## GIVEN TASK
Take the line containing "Give me a plain-text" and all lines after it to the end of the records, and output them exactly.

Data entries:
"""
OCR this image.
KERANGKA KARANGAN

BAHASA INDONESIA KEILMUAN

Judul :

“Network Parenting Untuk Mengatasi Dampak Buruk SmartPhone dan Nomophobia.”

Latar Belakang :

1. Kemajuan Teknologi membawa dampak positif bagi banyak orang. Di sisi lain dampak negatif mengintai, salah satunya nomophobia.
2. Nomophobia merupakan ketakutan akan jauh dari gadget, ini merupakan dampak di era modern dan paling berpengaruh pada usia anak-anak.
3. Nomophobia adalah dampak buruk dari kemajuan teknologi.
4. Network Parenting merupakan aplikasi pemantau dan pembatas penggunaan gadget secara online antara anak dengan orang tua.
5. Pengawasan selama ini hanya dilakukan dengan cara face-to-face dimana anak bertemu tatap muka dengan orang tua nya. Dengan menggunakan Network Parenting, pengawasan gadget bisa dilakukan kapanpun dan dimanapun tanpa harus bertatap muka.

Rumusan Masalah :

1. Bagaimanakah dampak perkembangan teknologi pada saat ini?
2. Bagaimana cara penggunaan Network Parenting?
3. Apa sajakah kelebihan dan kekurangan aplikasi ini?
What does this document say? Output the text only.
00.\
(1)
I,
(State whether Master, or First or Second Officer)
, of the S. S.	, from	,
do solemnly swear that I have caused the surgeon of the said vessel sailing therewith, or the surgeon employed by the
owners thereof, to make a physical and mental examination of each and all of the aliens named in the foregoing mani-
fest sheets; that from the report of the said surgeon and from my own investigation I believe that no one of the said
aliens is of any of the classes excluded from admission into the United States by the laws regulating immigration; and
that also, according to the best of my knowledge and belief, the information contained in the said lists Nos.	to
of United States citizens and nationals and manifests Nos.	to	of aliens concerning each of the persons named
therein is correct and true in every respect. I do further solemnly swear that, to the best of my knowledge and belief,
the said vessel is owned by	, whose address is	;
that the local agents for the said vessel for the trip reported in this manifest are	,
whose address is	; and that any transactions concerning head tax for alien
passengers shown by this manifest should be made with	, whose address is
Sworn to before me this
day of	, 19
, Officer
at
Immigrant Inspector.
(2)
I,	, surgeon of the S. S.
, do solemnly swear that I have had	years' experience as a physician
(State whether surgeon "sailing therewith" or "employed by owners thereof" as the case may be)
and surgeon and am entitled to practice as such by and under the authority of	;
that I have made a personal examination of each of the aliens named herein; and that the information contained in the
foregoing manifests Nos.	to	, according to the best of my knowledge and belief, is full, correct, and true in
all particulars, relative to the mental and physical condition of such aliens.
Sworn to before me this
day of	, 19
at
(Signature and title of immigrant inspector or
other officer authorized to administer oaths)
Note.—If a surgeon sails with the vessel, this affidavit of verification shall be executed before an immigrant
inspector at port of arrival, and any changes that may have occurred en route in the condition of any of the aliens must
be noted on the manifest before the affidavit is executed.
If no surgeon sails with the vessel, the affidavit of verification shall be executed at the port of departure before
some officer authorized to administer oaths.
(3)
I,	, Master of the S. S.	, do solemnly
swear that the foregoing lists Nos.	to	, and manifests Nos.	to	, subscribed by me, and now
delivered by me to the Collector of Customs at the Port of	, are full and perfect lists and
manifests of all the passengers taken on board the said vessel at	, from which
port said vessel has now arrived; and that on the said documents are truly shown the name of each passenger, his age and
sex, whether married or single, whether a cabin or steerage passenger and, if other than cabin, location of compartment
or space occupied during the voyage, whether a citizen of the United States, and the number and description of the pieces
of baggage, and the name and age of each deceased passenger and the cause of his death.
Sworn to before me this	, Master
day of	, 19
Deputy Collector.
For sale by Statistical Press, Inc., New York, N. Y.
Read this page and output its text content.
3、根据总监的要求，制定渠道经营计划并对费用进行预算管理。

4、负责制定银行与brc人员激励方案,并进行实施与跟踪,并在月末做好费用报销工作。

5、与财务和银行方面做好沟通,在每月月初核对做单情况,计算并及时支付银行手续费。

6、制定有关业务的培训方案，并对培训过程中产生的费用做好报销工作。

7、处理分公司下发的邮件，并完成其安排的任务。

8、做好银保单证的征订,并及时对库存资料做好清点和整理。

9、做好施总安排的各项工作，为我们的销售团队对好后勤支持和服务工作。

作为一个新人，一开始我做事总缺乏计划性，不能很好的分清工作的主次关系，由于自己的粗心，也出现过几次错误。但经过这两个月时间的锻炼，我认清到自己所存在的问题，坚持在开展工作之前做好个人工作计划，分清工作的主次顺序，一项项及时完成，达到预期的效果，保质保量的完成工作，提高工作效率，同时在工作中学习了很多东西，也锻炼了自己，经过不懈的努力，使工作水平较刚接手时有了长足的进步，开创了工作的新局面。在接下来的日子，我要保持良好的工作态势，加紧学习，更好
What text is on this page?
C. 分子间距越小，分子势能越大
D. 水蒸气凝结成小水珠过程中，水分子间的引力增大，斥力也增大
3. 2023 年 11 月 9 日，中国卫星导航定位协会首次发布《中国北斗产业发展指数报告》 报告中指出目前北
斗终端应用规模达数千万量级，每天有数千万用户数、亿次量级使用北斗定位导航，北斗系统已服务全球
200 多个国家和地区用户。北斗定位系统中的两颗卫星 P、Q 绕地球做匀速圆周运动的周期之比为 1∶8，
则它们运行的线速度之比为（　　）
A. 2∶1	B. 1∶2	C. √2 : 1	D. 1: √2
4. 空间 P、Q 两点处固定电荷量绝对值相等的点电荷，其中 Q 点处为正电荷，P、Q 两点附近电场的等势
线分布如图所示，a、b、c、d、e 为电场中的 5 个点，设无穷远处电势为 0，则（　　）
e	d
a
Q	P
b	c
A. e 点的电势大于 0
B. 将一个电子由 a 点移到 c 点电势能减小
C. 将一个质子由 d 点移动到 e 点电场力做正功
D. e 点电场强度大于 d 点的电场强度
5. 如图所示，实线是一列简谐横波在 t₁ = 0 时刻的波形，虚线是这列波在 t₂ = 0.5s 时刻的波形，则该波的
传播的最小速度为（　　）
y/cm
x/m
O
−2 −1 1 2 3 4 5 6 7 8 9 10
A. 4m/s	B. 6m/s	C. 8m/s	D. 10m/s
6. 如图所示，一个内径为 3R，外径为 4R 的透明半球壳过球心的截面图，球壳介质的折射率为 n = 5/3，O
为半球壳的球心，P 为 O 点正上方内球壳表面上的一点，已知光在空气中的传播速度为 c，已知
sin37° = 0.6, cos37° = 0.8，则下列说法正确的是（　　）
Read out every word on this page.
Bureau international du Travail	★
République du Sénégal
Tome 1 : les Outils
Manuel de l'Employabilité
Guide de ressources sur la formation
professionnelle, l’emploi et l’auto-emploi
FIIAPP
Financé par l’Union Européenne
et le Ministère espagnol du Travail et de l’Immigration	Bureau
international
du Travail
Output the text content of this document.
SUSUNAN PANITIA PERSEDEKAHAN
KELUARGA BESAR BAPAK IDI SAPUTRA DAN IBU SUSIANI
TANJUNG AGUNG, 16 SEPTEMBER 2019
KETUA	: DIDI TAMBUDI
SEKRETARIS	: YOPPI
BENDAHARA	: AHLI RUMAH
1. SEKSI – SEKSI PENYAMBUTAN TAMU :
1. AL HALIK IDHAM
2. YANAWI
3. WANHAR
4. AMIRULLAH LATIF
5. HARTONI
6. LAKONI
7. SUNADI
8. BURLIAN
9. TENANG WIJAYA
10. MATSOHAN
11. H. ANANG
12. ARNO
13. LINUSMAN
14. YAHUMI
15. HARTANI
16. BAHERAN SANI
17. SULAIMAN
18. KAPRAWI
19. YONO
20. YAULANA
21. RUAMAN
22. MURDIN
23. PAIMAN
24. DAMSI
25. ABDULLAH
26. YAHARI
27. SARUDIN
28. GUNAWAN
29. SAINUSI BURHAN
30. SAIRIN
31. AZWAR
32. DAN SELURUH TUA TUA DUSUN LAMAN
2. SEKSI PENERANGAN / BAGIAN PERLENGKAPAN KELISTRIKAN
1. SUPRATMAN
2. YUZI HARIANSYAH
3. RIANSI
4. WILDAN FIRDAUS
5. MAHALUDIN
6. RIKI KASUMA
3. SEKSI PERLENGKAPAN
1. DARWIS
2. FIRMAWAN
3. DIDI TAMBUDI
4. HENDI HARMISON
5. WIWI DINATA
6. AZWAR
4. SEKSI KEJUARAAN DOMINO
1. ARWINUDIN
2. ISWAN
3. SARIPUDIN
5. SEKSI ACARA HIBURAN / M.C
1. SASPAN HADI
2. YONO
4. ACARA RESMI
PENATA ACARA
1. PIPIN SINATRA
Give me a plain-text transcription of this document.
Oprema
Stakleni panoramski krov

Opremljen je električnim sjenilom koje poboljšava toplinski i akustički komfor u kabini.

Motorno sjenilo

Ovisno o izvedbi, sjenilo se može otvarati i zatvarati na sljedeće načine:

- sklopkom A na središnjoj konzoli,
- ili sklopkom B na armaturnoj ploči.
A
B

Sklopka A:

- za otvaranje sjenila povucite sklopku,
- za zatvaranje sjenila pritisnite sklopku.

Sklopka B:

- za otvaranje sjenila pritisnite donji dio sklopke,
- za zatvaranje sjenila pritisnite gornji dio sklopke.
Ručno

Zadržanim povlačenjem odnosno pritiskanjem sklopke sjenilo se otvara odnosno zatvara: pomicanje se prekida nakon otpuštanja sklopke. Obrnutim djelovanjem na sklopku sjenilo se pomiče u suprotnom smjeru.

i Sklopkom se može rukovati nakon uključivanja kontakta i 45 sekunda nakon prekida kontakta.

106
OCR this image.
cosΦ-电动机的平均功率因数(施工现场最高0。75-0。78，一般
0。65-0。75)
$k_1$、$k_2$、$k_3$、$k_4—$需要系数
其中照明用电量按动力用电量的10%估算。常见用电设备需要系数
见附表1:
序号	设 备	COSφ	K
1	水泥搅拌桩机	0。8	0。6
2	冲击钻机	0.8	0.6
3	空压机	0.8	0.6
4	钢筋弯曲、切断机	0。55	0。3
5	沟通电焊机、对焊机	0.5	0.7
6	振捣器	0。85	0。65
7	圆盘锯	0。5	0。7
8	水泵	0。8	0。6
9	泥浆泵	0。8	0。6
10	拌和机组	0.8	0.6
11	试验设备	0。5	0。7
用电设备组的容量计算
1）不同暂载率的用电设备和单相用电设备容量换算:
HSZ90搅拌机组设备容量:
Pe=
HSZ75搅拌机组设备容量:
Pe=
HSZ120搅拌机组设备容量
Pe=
"""
## OUTPUT FOR THIS TASK
Give me a plain-text transcription of this document.
Oprema
Stakleni panoramski krov

Opremljen je električnim sjenilom koje poboljšava toplinski i akustički komfor u kabini.

Motorno sjenilo

Ovisno o izvedbi, sjenilo se može otvarati i zatvarati na sljedeće načine:

- sklopkom A na središnjoj konzoli,
- ili sklopkom B na armaturnoj ploči.
A
B

Sklopka A:

- za otvaranje sjenila povucite sklopku,
- za zatvaranje sjenila pritisnite sklopku.

Sklopka B:

- za otvaranje sjenila pritisnite donji dio sklopke,
- za zatvaranje sjenila pritisnite gornji dio sklopke.
Ručno

Zadržanim povlačenjem odnosno pritiskanjem sklopke sjenilo se otvara odnosno zatvara: pomicanje se prekida nakon otpuštanja sklopke. Obrnutim djelovanjem na sklopku sjenilo se pomiče u suprotnom smjeru.

i Sklopkom se može rukovati nakon uključivanja kontakta i 45 sekunda nakon prekida kontakta.

106
OCR this image.
cosΦ-电动机的平均功率因数(施工现场最高0。75-0。78，一般
0。65-0。75)
$k_1$、$k_2$、$k_3$、$k_4—$需要系数
其中照明用电量按动力用电量的10%估算。常见用电设备需要系数
见附表1:
序号	设 备	COSφ	K
1	水泥搅拌桩机	0。8	0。6
2	冲击钻机	0.8	0.6
3	空压机	0.8	0.6
4	钢筋弯曲、切断机	0。55	0。3
5	沟通电焊机、对焊机	0.5	0.7
6	振捣器	0。85	0。65
7	圆盘锯	0。5	0。7
8	水泵	0。8	0。6
9	泥浆泵	0。8	0。6
10	拌和机组	0.8	0.6
11	试验设备	0。5	0。7
用电设备组的容量计算
1）不同暂载率的用电设备和单相用电设备容量换算:
HSZ90搅拌机组设备容量:
Pe=
HSZ75搅拌机组设备容量:
Pe=
HSZ120搅拌机组设备容量
Pe=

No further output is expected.